Check your understanding:
a) How many ischemic stroke patients made up the general sample analyzed in the stroke imaging text?
b) Summarize the stroke imaging text in two sentences.

Provided text:
- - -

During the course of an observational study of magnetic resonance imaging (MRI) features of evolving stroke, we unexpectedly observed postgadolinium enhancement of the cerebrospinal fluid (CSF) space on fluid-attenuated inversion recovery (FLAIR) images in 2 patients undergoing intra-arterial recombinant tissue plasminogen activator (rtPA) therapy. These patients showed delayed and slow clinical recovery, despite complete recanalization and reperfusion at the time of the procedure. This observation led us to perform an analysis of a general sample of stroke patients: 213 ischemic stroke patients at our center who had been studied with MRI over a 22-month period. We aimed to describe the unique features of this enhancement and hypothesized that it was related to: (1) greater clinical severity at onset; (2) reperfusion; (3) risk of hemorrhagic transformation; and (4) poor clinical outcome. For convenience of reference, we have termed this observation hyperintense acute reperfusion marker (HARM). We subsequently confirmed aspects of these observations in an independent sample undergoing endovascular acute stroke therapy.

- - -

Stored data entries:
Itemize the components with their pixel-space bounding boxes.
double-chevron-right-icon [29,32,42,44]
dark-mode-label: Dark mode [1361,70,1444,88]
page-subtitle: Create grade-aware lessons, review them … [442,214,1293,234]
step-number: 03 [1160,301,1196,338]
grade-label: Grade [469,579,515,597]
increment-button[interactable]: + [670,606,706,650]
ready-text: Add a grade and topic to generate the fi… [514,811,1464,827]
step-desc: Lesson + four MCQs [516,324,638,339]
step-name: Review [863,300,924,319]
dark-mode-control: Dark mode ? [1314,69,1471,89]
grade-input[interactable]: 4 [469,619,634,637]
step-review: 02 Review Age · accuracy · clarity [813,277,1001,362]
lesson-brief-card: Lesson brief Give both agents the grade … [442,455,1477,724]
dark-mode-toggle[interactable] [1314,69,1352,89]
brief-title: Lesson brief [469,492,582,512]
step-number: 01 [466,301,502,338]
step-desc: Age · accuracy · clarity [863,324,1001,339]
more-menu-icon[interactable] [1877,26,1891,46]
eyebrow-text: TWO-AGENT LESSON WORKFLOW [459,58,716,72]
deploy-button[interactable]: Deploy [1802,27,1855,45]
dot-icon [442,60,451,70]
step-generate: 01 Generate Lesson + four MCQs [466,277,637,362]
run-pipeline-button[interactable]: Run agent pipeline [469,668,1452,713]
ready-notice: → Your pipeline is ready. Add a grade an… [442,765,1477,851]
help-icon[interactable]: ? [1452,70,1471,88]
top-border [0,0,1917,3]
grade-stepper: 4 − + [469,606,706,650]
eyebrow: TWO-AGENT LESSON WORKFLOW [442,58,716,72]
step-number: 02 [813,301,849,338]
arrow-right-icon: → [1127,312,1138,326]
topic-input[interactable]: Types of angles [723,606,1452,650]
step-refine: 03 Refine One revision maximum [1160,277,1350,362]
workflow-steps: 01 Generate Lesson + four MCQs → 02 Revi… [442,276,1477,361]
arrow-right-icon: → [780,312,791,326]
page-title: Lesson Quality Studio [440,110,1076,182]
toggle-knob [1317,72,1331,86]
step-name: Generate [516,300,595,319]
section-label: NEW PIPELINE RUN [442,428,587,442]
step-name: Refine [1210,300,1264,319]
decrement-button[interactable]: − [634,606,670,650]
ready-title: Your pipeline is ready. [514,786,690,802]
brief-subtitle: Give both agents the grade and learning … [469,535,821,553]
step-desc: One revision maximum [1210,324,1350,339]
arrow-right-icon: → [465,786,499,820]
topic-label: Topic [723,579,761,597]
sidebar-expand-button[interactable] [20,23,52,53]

- - -

Answers to the exercise:
a) 213 ischemic stroke patients, studied with MRI over a 22-month period.

b) During a study of MRI features of evolving stroke, researchers unexpectedly saw postgadolinium enhancement of the cerebrospinal fluid space on FLAIR images in 2 patients receiving intra-arterial rtPA therapy, which prompted an analysis of 213 ischemic stroke patients. They termed this finding hyperintense acute reperfusion marker (HARM) and hypothesized that it was related to greater clinical severity at onset, reperfusion, risk of hemorrhagic transformation, and poor clinical outcome, then confirmed aspects of their observations in an independent sample.